Data excerpts
-- BEGIN --
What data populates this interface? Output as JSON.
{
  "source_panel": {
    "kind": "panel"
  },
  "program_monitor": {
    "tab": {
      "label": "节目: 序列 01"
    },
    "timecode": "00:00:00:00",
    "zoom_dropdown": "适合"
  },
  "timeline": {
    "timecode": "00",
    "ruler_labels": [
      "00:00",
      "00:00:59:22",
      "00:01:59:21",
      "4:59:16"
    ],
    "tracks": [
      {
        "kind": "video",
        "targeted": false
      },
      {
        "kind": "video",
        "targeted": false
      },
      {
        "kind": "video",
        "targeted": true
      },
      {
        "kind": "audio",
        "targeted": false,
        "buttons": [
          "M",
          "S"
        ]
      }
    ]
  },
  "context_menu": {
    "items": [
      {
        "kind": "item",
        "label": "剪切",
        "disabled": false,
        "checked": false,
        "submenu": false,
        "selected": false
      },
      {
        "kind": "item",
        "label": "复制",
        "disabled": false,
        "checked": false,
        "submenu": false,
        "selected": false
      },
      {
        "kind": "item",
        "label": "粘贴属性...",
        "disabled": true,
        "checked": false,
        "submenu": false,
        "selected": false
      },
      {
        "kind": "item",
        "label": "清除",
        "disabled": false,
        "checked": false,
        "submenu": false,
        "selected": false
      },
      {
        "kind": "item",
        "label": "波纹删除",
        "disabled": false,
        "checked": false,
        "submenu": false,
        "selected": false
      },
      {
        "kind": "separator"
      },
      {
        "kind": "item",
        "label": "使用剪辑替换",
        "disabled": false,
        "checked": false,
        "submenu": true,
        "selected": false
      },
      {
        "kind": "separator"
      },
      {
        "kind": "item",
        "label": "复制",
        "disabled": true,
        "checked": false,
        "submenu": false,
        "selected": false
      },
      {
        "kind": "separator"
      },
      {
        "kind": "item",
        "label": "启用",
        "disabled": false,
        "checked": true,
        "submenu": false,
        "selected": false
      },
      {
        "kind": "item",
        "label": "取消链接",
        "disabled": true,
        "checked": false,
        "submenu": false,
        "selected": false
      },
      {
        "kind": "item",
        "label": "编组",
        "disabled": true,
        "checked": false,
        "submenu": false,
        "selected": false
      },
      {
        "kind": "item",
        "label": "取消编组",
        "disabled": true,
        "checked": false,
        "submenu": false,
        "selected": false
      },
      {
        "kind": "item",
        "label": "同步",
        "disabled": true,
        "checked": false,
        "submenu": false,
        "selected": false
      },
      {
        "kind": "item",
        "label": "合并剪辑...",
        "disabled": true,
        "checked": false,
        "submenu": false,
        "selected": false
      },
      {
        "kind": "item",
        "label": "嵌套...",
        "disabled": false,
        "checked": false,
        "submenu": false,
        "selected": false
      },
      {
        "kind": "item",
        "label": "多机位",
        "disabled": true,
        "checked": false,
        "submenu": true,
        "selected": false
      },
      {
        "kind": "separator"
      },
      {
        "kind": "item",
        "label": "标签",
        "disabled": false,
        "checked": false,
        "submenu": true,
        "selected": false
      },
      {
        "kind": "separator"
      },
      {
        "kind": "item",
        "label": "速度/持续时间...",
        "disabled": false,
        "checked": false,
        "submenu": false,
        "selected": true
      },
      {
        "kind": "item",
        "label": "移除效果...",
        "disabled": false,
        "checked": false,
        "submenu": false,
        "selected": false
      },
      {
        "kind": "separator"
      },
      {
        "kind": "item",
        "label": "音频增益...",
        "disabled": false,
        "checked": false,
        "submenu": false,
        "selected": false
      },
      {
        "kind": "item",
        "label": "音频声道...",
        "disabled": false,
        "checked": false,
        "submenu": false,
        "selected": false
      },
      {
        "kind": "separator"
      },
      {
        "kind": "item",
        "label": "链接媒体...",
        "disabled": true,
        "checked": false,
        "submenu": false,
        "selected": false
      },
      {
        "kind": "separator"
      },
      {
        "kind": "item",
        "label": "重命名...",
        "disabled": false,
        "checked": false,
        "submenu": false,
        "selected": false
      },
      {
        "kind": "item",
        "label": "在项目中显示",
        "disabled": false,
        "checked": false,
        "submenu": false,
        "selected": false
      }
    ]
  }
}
-- END --
- _TASK TO CARRY OUT_
Copy out every line from the data above that has "targeted" in it.

- _ANSWER_
        "targeted": false
        "targeted": false
        "targeted": true
        "targeted": false,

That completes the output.